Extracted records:
<<<<

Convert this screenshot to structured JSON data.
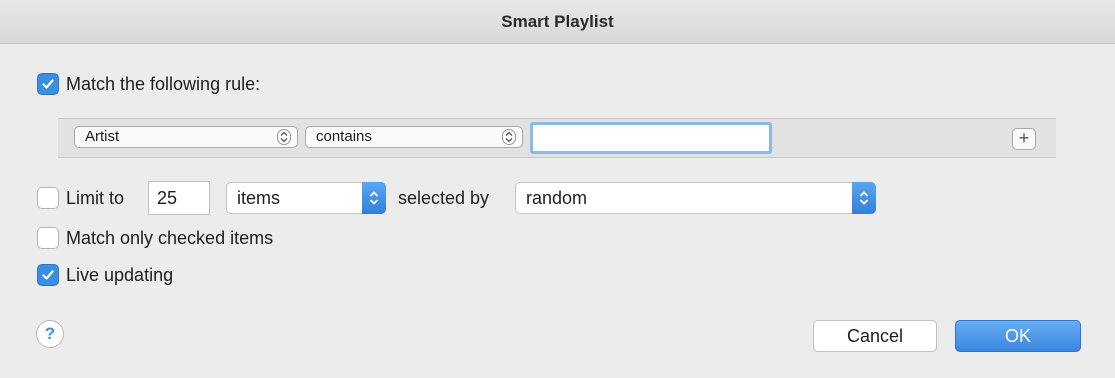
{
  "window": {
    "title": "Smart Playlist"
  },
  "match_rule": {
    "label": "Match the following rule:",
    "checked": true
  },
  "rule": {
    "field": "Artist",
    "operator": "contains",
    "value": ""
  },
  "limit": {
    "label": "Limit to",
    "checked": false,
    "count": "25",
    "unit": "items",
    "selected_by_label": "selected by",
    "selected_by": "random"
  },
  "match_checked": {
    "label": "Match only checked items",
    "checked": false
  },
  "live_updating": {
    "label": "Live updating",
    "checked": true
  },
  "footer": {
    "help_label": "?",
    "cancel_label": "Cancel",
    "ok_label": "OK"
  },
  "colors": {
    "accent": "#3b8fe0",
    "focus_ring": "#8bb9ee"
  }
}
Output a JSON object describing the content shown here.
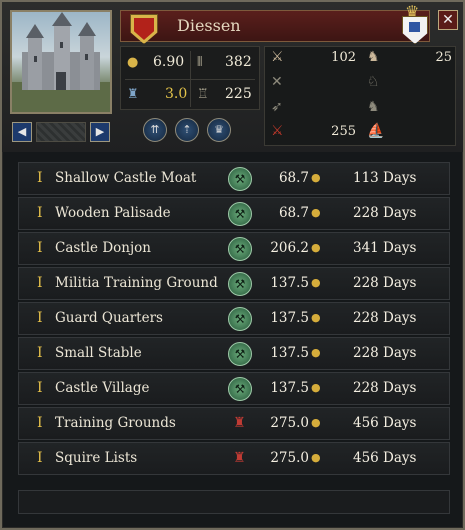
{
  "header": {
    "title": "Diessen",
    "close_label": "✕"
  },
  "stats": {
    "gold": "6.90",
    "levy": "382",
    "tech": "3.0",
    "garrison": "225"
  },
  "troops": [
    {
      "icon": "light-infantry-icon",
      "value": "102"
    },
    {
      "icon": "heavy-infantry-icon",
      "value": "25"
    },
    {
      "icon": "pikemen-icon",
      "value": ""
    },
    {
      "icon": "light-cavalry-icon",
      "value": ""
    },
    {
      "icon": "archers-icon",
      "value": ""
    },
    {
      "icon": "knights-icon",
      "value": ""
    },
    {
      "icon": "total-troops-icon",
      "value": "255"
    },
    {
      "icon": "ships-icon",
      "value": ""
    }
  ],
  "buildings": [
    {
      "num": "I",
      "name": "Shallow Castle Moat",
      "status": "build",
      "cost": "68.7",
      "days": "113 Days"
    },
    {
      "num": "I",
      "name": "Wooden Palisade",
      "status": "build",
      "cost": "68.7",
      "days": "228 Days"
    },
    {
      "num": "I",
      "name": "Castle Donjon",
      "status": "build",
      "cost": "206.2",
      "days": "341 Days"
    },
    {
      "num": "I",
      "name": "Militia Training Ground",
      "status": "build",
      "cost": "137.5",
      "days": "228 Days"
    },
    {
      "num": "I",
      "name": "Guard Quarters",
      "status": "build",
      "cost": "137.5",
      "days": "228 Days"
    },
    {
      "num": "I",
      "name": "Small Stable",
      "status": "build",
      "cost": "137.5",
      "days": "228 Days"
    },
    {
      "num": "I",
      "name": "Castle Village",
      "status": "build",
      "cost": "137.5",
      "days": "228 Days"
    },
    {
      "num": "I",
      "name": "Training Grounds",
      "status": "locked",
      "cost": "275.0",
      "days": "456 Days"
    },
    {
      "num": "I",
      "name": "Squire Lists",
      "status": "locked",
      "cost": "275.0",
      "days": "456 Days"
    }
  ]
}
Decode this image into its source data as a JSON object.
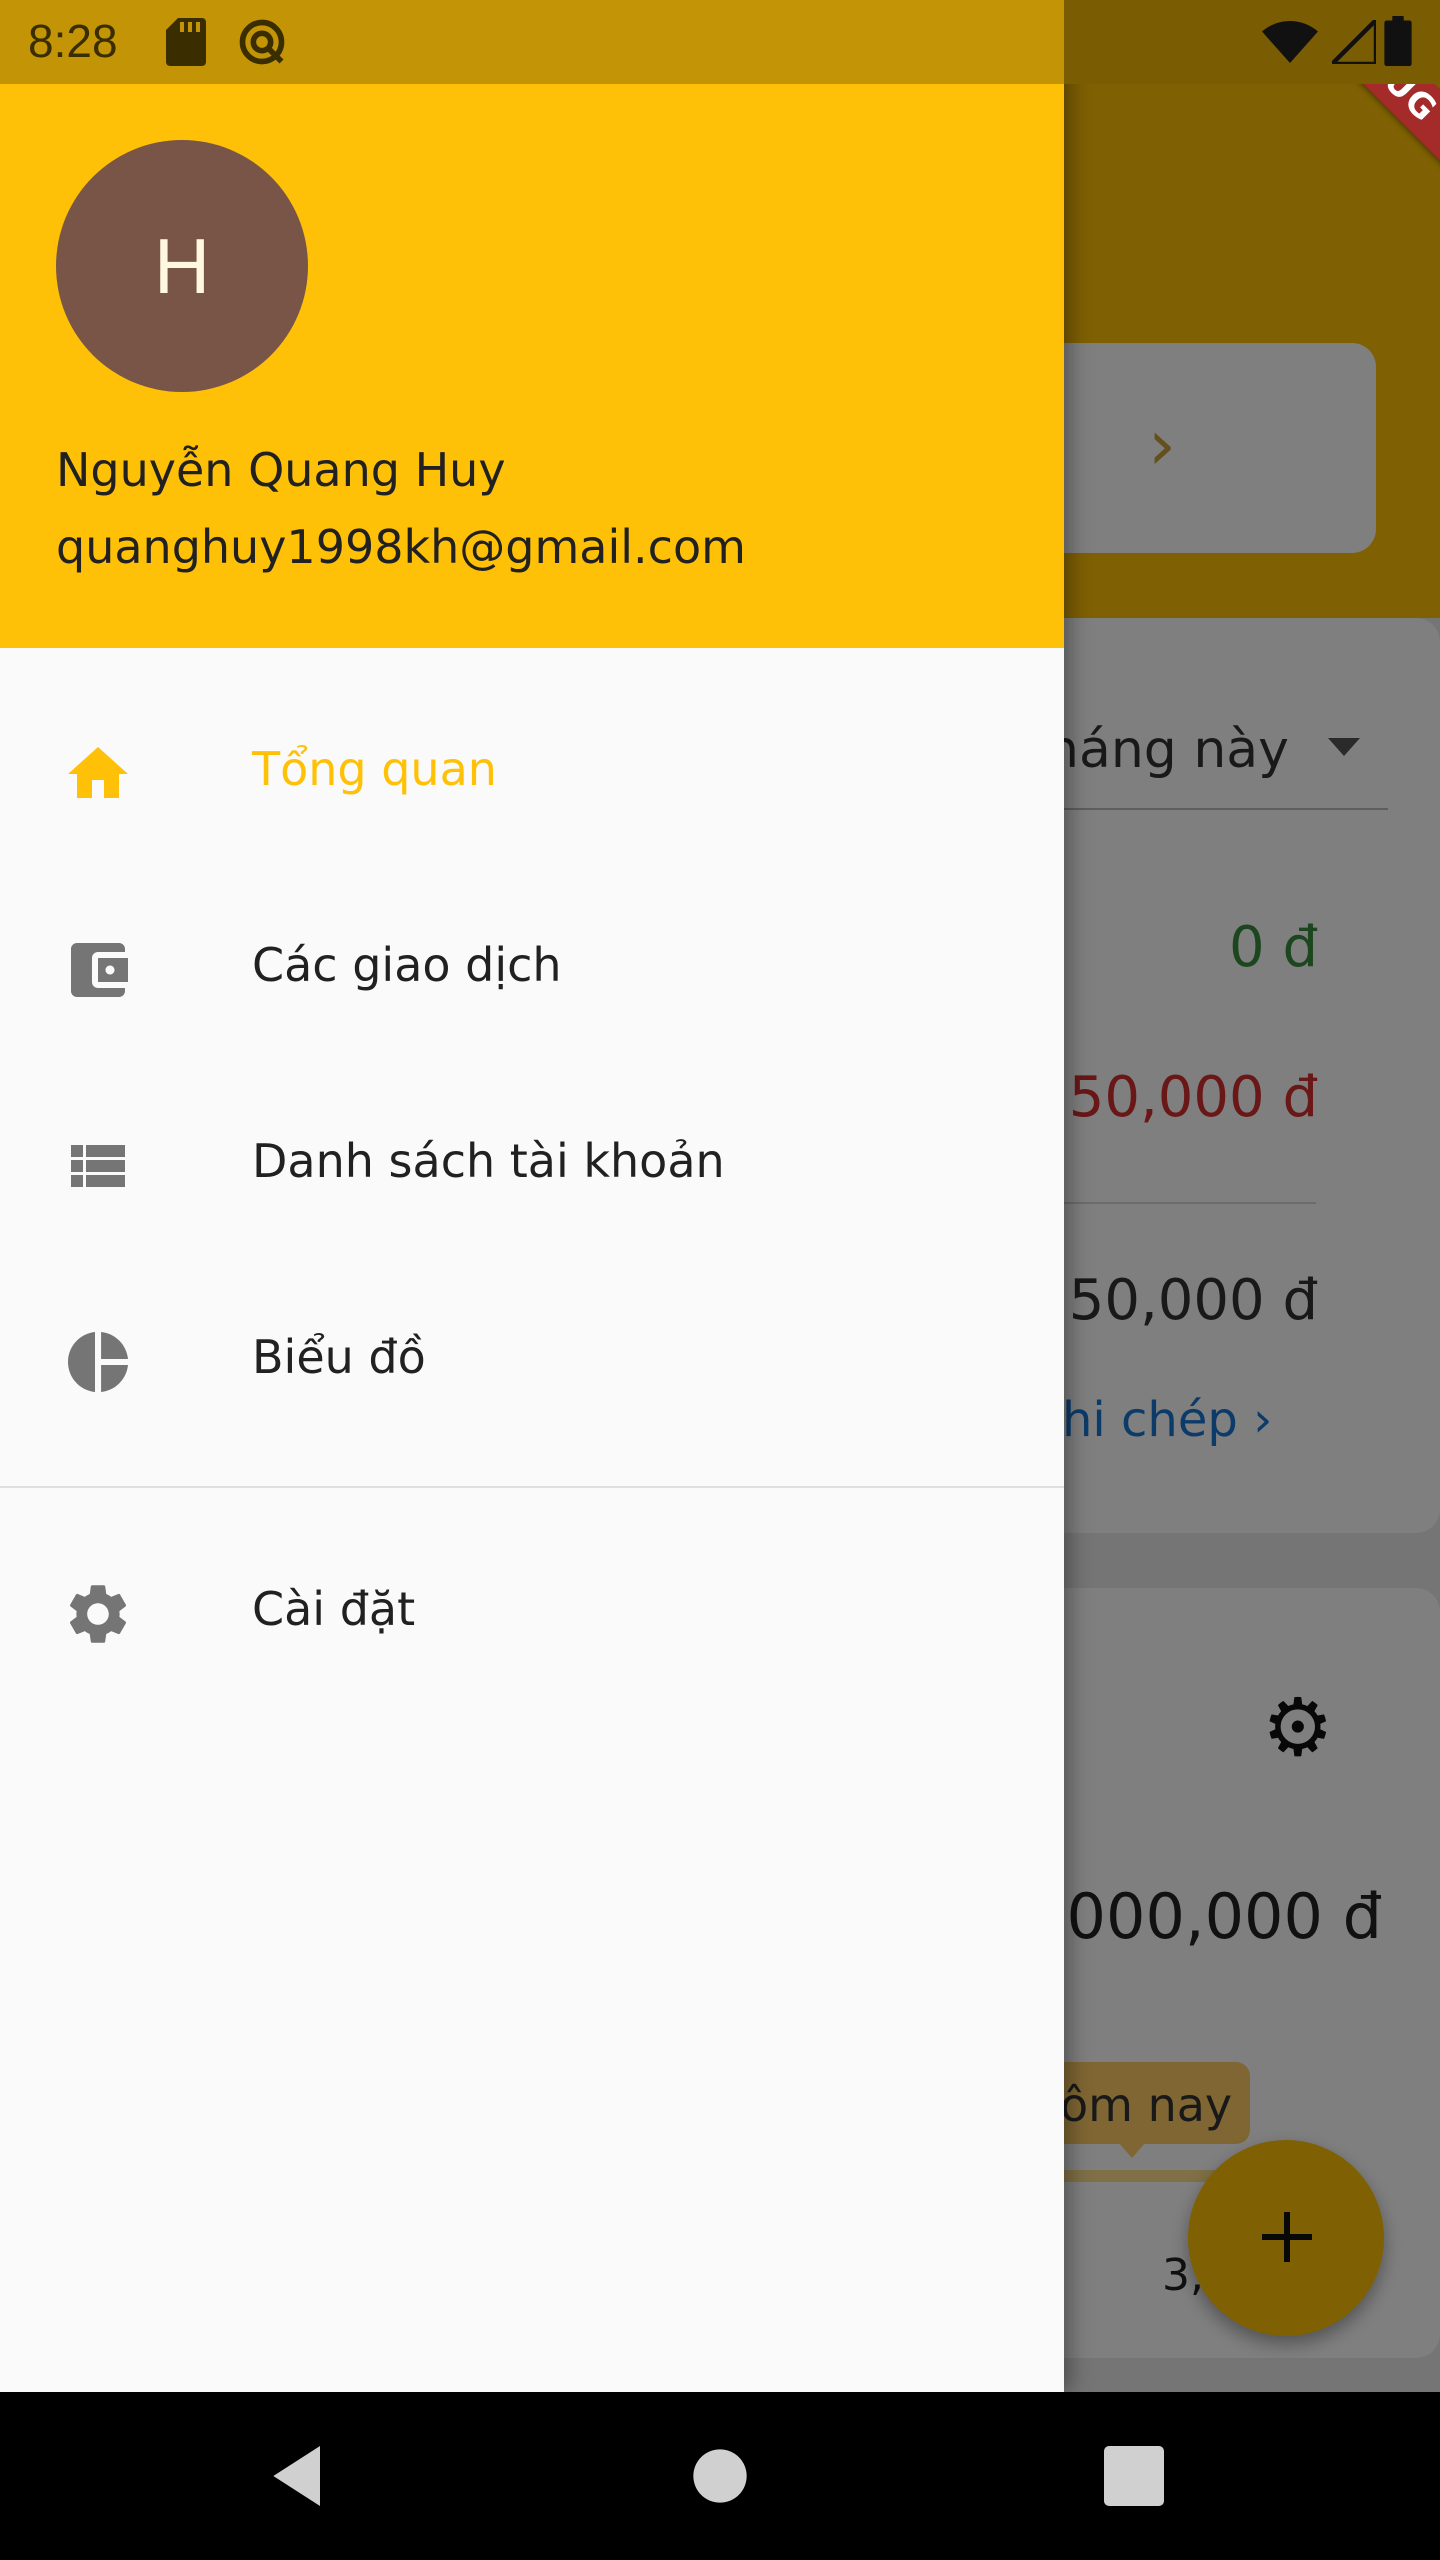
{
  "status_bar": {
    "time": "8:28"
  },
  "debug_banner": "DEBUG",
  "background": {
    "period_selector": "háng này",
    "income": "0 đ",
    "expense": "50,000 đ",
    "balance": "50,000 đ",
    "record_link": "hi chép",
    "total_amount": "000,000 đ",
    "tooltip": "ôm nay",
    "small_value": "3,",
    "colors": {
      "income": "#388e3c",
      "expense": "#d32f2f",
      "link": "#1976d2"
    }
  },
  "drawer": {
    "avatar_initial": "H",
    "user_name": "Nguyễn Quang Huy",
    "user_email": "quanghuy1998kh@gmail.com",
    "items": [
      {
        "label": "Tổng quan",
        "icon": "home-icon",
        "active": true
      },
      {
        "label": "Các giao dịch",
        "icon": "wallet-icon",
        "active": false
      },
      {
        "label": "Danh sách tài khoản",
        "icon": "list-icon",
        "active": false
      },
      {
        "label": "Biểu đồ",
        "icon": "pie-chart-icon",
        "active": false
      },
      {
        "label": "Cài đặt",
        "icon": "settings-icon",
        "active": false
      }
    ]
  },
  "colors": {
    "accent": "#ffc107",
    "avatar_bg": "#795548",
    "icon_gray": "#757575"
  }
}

>>>>

What to produce: Pick out every line above that holds the word "title" and copy it.

Output of the exercise:
    "title": "Smart Playlist"
    "title": "Diessen",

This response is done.